EXTRACT TO READ below:
What you posted was the summery of the article. The actual article is much longer and has many interesting details in it. Also, it has some information about how they tried to treat the excess copper. It's interesting that the the herd also suffered losses 5 months later due to an infectious disease too.

They were working with a nutritionist too, who it seems gave them bad info. It's not clear to me whether or not they thought the mix just had too much copper in it, or wether they suddenly thought that feeding it to the goats was a bad idea. 
I can't remember what the good levels for copper concentration in the livers is, but on the 4 initial does that they tested the levels were from 251-327.

I think you are right, it would have been far safer for them to bolus than to attempt to feed a mix with such a high concentration of copper.

(from the article which can be attained at avma.)
"To identify possible sources of copper exposure in
the herd, copper content of samples of hay (12 ppm),
water (< 50 ppb), grain (34 ppm), and mineral mix
(3,050 ppm) was analyzed. According to the National
Research Council,1 the recommended total dietary intake
of copper for a lactating dairy doe weighing 70 kg
(154 lb) is 61 mg/d. Assuming total dry matter intake
of 2.5% of body weight, daily grain intake of 0.91 kg
(2 lb [31 mg of copper]), and daily hay intake of 0.84
kg (1.85 lb [10 mg of copper]), then a doe would have
been able to ingest only 6 g of the mineral mix (20 mg
of copper) before exceeding this daily requirement. The
nutritionist working for the mineral mix manufacturer
had instructed the dairy owner to withdraw the mineral
mix from the pens at the time doe 1 was examined at the
Veterinary Medical Teaching Hospital because of safety
concerns related to the product, which was labeled for
administration to beef cattle on pasture. Previously, a
local distributor for the mineral mix had recommended
this product to the owner of the goat dairy."


----------



## Guest (Nov 12, 2007)

Jo,

Please put your location in your profile.

Thanks,
Sara


----------



## Aja-Sammati (Oct 26, 2007)

I think the dairy was on the coast near the bay area- not my idea of 'northern' CA  Maybe they weren't testing each load of hay before it was used, and got some from a different supply?

I disagree about soil and forage testing on your land giving a complete picture- it you are really letting your animals forage, you can have drastically different results on soil and forage tests, even on just a few acres. A classic example from our county is a beef producer with copper deficient cows and their neighbor with no problems at all- same water source, same minerals, same forage type- different soils, even in the same terrain/area.

My sister has been bugging me to bolus her doe- I won't do it until after I do liver biopsies on the butcher wethers this winter. I am feeding techmaster concentrate- 4,000 ppm of copper- I won't bolus until I get a better picture. 

Survey maps aren't accurate at all- they show our area as being ok on selenium- but everyone is Bo-Seing their goats 2-3 times a year here??
End of EXTRACT TO READ.
EXERCISE INSTRUCTIONS:
**A.** In the forum thread about copper in goats, what copper content was found in the mineral mix sample?
**B.** Reproduce everything in the goat copper thread from "What you posted" down to "concentration of copper.".
**C.** Carry on the forum thread about copper in goats from the point where it stops.
You can leave the lines that come next aside.
AVAILABLE DATA below:
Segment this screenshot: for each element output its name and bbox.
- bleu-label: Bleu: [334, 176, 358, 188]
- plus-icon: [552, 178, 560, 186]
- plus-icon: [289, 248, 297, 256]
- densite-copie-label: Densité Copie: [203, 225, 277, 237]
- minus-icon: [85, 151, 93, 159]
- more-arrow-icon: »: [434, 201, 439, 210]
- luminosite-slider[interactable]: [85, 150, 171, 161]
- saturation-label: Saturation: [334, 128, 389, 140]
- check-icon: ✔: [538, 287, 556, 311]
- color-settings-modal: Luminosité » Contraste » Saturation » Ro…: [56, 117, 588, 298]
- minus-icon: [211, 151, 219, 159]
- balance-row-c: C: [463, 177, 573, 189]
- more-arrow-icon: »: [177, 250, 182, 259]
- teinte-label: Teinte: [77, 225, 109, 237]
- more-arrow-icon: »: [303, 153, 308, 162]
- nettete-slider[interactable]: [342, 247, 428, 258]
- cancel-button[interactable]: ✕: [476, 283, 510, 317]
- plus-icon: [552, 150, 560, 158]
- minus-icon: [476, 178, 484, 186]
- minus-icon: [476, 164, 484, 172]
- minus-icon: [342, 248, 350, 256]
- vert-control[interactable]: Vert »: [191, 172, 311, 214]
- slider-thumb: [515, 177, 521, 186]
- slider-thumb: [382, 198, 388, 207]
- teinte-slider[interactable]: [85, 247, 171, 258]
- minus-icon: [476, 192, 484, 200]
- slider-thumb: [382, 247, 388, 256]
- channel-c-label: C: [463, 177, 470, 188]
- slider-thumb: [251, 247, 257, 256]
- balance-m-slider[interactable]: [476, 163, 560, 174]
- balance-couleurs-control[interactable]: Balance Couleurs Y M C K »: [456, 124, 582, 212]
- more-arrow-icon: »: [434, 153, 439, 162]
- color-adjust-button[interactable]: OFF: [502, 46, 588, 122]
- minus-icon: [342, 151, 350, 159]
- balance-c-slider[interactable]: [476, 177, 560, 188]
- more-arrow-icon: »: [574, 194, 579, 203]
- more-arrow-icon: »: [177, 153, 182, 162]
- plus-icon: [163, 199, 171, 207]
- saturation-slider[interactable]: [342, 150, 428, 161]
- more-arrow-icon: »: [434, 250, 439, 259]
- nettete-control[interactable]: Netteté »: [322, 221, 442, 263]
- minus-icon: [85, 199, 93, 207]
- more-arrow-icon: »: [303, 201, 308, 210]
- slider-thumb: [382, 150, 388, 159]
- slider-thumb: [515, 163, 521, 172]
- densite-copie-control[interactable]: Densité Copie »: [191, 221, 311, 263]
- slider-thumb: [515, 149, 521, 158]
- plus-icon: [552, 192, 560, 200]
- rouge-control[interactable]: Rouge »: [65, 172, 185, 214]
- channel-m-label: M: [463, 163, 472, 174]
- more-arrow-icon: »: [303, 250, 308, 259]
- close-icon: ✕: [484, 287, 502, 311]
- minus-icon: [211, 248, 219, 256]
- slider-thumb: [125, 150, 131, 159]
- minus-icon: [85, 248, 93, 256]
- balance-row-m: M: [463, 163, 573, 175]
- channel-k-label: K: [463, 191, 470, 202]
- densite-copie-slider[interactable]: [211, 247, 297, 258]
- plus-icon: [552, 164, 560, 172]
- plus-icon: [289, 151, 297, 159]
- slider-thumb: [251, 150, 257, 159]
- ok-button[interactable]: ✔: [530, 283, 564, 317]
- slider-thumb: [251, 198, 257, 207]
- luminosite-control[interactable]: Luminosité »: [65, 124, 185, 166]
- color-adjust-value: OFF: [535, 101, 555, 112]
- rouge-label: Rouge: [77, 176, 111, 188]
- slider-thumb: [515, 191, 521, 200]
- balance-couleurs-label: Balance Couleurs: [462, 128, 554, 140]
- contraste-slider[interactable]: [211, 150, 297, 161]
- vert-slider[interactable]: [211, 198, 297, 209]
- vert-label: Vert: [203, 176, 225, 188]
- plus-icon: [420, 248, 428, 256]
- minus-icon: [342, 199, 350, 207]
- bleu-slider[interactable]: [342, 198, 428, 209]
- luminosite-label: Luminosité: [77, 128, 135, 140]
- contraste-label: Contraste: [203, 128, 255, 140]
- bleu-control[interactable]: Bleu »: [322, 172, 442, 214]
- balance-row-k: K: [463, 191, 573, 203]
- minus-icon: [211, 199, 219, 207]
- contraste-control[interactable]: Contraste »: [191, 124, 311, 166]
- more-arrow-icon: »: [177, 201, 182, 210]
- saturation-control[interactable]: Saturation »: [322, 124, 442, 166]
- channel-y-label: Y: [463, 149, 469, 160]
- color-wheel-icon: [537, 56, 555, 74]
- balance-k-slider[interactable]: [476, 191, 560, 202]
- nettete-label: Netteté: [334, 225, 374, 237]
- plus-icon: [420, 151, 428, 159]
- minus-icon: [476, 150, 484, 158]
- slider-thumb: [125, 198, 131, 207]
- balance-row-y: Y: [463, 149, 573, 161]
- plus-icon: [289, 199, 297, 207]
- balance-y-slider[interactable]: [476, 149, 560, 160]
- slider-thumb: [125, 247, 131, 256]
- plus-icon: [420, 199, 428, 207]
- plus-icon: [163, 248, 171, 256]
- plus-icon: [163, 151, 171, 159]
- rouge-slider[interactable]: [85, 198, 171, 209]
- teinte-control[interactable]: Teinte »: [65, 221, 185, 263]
End of AVAILABLE DATA.
ANSWERS TO THE TASKS:
**A.** 3,050 ppm

**B.**
What you posted was the summery of the article. The actual article is much longer and has many interesting details in it. Also, it has some information about how they tried to treat the excess copper. It's interesting that the the herd also suffered losses 5 months later due to an infectious disease too.

They were working with a nutritionist too, who it seems gave them bad info. It's not clear to me whether or not they thought the mix just had too much copper in it, or wether they suddenly thought that feeding it to the goats was a bad idea. 
I can't remember what the good levels for copper concentration in the livers is, but on the 4 initial does that they tested the levels were from 251-327.

I think you are right, it would have been far safer for them to bolus than to attempt to feed a mix with such a high concentration of copper.

**C.**
Oh- and I haven't found ANY dairy goat or even goat mineral mixes in our area yet- the nearest ones are for southern Oregon and Reno, NV- neither of which have the same climate, forage, or soil that we do. And I think CA is the goat capital of the world :lol

Michelle


----------



## NubianSoaps.com (Oct 26, 2007)

Michelle, are you diluting down the straight Tech....with stock salt? 

I am hoping that I can post all the information here, likely it will just go in Off Topic...but it's the amounts of copper sulfate that is triggering this. I hope we get the info and perhaps we can show how dangerous it is to copper sulfate your water, copper sulfate in minerals, copper sulfate in the minerals in the feed, and natural copper from hay or alfalfa pellets, natural copper from browse.

I know here the well in the cattle pasture (350) acres behind us is pretty nice, it's a more surface well, where ours about 10 acres away is deep and iron ored. I know it's just trite to say this, but I have already been there and done that...testing water, doing all this busy work my vet insisted...it wasn't until I lost an elder doe and knew Joyce from saanendoah.com did I send in my first copper liver biopsy and knew that the old school info is a waste of time. What I really want to come of this is that mineral tag  And no it is not northern California. And my it tis a very small world  Vicki


----------



## Aja-Sammati (Oct 26, 2007)

Vicki- No, I was mixing it 50/50 with kelp, but I ran out, and I refuse to pay $262 for 50 lbs to replace it locally! No one carries stock salt, only red minerals. Hard to even find a white salt lick! I might mix it again when I go get some more kelp. They don't eat a lot of mineral.

Did you mention before that the copper in techmaster is copper oxide instead of copper sulfate? You mean we shouldn't be mixing up solutions of root killer and drenching our goats? :biggrin

And it is a _tiny_ world if you have goats :lol


----------



## [email protected] (Oct 26, 2007)

Thanks, I have tried to put in my location. Lets see if I got this right.


----------



## [email protected] (Oct 26, 2007)

I guess it didn't work. So how do I do that?


----------



## [email protected] (Oct 26, 2007)

What I really want to come of this is that mineral tag And no it is not northern California. And my it tis a very small world Vicki

Did you mention before that the copper in techmaster is copper oxide instead of copper sulfate? You mean we shouldn't be mixing up solutions of root killer and drenching our goats?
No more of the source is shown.